Given task: Filter the listing below, copying every line in which the word "right" appears.

Records that describe figures:
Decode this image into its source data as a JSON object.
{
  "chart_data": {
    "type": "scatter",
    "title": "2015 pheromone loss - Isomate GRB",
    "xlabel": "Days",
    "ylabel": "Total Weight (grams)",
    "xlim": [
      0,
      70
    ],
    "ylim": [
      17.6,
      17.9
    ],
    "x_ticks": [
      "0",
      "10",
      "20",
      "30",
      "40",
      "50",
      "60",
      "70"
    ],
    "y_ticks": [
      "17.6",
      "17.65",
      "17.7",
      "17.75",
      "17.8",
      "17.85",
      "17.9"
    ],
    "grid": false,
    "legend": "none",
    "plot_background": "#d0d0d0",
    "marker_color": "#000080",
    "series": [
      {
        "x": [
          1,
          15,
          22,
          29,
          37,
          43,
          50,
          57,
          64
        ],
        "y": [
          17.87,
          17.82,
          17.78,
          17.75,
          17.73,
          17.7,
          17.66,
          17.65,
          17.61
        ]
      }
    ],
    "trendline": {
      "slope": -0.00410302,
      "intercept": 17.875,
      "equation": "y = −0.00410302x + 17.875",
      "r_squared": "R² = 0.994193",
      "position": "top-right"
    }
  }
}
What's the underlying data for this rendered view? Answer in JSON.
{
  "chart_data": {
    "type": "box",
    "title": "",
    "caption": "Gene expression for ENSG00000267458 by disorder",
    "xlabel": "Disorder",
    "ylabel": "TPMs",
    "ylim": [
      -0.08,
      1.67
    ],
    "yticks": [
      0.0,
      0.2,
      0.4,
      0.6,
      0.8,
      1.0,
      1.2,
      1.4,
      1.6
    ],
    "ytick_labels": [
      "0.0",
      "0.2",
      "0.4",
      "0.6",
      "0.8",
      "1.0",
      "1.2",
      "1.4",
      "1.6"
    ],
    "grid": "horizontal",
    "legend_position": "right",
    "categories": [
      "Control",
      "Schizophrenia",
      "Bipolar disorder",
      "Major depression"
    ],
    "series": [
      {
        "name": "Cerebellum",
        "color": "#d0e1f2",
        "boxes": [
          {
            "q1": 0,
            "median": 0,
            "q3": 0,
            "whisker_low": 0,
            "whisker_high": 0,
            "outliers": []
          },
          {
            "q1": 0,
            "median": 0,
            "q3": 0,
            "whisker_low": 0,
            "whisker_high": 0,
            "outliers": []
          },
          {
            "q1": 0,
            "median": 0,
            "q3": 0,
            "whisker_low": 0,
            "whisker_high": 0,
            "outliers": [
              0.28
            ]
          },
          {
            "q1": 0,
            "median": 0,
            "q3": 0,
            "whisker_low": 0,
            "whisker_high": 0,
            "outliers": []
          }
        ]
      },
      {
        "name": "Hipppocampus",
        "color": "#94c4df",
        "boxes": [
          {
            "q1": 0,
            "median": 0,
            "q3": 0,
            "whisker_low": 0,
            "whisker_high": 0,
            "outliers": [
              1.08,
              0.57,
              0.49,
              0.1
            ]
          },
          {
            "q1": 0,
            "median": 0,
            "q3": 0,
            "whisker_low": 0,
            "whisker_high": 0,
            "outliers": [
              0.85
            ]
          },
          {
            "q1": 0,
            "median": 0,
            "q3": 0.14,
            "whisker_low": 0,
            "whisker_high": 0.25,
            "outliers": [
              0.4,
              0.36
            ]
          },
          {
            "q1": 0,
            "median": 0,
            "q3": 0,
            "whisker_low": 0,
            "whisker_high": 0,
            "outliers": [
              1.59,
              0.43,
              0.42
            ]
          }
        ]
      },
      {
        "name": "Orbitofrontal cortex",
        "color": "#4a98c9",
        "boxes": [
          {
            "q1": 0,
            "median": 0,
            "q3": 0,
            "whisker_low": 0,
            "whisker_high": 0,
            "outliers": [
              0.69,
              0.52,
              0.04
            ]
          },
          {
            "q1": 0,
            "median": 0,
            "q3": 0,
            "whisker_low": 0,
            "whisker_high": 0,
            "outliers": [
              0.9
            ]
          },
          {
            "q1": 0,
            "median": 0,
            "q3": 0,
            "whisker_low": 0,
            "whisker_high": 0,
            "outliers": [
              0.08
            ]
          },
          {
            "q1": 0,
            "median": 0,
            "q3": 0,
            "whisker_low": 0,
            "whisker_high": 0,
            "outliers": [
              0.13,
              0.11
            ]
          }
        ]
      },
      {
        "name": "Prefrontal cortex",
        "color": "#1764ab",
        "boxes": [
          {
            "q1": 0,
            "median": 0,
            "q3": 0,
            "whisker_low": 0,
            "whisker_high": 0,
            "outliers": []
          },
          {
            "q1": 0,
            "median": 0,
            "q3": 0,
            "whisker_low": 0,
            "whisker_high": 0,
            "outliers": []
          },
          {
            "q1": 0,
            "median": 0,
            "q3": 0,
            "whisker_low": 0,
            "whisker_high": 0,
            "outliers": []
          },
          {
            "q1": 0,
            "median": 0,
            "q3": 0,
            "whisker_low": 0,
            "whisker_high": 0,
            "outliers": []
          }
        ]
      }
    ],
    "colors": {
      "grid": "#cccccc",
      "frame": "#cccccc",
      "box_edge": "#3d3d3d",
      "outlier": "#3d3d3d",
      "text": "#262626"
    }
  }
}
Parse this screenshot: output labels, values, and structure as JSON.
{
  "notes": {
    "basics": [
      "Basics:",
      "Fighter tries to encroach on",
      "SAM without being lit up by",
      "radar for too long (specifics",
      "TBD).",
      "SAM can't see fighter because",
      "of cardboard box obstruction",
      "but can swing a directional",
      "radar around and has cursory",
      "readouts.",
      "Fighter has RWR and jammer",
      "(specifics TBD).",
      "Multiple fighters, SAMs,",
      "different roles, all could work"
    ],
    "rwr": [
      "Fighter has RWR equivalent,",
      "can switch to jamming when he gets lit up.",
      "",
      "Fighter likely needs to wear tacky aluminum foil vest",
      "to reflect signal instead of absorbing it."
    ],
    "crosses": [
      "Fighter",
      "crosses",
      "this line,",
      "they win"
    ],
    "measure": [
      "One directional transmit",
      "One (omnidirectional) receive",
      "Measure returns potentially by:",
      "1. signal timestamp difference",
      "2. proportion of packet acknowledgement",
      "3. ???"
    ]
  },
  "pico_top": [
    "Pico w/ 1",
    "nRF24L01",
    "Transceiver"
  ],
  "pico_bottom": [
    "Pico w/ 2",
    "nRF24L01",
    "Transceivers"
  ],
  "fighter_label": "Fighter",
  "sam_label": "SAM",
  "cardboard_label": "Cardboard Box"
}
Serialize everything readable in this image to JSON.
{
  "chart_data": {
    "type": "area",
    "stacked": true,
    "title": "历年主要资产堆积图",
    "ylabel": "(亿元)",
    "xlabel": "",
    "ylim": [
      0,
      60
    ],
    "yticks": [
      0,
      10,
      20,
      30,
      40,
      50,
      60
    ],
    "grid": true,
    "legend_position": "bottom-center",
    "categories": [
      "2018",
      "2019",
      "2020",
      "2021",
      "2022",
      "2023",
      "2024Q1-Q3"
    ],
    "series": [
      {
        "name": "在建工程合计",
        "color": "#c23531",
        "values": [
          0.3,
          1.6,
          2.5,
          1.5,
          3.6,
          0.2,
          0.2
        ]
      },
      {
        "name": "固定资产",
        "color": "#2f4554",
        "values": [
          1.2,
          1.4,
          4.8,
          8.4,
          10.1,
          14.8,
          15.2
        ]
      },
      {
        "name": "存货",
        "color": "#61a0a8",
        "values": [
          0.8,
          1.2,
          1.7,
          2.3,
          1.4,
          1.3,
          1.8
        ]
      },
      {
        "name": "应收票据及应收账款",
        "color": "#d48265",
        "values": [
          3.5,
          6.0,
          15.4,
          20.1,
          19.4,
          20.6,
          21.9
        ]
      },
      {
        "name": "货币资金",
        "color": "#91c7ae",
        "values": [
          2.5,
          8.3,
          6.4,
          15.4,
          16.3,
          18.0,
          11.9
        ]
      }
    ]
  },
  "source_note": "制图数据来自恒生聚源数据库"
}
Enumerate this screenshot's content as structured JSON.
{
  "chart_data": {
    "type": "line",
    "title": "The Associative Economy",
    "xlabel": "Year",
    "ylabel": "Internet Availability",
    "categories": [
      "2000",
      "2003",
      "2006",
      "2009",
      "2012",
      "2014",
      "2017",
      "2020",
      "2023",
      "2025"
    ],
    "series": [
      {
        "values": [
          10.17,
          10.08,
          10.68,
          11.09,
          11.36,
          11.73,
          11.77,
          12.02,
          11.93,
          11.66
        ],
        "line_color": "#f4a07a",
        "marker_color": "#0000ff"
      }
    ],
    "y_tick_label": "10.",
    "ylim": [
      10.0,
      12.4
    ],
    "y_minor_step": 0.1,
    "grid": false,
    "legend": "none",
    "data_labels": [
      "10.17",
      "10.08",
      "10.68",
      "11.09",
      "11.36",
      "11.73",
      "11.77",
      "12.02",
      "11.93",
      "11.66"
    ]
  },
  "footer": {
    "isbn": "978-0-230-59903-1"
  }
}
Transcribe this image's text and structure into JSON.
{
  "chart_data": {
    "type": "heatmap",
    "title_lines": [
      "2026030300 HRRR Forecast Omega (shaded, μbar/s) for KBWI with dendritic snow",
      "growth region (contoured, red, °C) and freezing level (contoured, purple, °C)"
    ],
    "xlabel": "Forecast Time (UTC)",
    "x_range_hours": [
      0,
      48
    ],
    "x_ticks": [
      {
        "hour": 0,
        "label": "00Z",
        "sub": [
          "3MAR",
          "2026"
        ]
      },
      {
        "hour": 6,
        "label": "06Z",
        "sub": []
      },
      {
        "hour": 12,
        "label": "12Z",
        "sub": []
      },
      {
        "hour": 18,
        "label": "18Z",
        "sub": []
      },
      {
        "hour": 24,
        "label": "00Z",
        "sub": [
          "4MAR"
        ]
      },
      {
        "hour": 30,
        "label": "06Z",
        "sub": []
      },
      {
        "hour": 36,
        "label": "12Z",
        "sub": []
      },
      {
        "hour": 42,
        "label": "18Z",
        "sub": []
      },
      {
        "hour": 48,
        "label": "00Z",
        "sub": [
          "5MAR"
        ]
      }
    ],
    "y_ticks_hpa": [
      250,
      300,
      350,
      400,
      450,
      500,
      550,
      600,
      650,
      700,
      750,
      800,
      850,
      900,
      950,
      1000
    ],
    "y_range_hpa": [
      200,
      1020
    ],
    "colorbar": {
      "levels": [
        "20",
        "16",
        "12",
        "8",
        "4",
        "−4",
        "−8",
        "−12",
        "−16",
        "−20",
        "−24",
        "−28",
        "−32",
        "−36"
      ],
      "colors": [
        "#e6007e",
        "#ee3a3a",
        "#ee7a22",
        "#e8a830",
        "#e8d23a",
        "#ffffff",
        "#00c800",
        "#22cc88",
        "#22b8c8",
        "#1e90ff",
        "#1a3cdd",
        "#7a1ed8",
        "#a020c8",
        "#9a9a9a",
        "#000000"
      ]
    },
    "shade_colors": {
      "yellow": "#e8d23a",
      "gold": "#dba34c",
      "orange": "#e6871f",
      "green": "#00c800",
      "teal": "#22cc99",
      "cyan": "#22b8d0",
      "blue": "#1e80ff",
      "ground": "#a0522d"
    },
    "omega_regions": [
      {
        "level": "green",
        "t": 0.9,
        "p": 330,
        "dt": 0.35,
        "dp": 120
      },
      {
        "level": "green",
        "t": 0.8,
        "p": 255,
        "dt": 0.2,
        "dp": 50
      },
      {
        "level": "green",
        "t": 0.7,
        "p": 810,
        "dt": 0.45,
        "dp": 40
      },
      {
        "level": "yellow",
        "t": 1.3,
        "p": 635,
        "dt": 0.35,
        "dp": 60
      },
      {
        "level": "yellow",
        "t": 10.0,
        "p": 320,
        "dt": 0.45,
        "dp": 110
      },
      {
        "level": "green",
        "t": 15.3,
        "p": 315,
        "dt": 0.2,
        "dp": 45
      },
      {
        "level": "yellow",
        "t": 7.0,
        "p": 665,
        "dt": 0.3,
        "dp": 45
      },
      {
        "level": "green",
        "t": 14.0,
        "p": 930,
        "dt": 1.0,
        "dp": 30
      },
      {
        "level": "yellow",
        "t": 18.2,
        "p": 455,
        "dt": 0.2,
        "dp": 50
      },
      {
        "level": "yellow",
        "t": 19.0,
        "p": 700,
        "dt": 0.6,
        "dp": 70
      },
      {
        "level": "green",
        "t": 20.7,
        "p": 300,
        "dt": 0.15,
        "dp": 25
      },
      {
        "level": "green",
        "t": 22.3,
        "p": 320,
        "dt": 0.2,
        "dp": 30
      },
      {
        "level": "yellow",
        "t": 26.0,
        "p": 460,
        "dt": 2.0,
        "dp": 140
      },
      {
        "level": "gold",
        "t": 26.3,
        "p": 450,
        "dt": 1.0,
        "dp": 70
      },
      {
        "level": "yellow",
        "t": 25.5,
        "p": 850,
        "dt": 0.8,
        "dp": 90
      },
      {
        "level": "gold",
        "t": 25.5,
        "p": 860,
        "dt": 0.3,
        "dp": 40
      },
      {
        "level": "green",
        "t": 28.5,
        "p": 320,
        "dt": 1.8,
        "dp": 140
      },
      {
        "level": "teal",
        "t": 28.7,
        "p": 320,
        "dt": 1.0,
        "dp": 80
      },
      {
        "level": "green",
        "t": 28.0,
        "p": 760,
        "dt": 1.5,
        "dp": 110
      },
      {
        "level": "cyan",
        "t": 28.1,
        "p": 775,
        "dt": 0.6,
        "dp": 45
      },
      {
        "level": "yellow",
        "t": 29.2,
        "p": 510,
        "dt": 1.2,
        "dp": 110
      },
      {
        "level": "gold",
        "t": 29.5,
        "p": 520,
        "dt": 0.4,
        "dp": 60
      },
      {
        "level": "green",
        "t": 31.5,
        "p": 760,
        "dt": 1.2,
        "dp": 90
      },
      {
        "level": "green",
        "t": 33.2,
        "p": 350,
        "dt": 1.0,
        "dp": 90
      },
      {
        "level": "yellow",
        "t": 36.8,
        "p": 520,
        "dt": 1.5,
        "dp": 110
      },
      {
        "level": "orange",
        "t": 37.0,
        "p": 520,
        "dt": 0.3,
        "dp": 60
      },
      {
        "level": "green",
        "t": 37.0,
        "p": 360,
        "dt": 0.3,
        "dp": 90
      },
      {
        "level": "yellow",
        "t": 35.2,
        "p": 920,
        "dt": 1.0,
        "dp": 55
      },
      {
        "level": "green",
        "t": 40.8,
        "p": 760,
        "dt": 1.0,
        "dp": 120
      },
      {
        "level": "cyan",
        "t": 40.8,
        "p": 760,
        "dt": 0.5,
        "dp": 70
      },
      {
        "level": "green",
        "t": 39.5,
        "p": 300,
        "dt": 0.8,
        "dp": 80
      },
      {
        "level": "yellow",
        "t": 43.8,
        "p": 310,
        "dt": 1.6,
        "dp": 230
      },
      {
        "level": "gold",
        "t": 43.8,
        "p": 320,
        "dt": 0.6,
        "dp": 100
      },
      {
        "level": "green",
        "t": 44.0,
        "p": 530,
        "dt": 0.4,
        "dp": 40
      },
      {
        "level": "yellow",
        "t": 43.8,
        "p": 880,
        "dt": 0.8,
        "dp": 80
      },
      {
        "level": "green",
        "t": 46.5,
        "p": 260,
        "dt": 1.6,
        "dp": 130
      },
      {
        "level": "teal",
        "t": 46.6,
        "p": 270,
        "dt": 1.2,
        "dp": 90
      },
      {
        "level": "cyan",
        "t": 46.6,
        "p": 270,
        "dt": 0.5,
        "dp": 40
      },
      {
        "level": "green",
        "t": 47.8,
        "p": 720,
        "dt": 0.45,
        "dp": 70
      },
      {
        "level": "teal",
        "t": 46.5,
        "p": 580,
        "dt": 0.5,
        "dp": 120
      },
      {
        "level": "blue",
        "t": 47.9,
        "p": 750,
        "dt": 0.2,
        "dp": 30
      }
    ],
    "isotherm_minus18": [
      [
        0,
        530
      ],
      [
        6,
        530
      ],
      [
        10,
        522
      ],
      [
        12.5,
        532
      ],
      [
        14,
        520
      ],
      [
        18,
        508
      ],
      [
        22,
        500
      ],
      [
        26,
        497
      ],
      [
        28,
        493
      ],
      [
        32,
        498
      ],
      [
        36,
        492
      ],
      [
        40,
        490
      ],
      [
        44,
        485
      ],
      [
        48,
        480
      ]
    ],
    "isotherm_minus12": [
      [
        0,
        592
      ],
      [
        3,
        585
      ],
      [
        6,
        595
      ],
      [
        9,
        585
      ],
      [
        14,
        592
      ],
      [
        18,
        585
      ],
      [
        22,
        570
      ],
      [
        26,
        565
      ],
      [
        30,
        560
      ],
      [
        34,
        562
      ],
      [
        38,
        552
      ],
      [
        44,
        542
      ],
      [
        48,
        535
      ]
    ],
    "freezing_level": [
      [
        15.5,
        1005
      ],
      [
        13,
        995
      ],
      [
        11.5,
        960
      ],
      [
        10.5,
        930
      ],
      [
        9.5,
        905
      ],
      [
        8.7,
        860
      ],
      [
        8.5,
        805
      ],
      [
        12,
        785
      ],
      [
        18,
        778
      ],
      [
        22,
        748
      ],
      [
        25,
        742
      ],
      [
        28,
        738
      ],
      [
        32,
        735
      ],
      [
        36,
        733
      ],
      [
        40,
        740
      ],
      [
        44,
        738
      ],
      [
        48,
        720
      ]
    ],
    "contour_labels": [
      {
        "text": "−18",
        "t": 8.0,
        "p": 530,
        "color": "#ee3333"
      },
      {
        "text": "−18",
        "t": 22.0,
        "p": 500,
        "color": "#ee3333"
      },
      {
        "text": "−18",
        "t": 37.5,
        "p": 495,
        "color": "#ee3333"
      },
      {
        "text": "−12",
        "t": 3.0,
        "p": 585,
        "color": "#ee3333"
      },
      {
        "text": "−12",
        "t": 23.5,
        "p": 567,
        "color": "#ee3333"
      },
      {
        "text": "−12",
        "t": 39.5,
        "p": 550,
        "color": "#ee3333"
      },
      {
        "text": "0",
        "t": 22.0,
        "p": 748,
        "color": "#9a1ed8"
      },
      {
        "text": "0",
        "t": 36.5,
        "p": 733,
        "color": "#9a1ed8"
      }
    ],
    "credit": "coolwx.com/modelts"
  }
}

Result of the exercise:
      "position": "top-right"
    "legend_position": "right",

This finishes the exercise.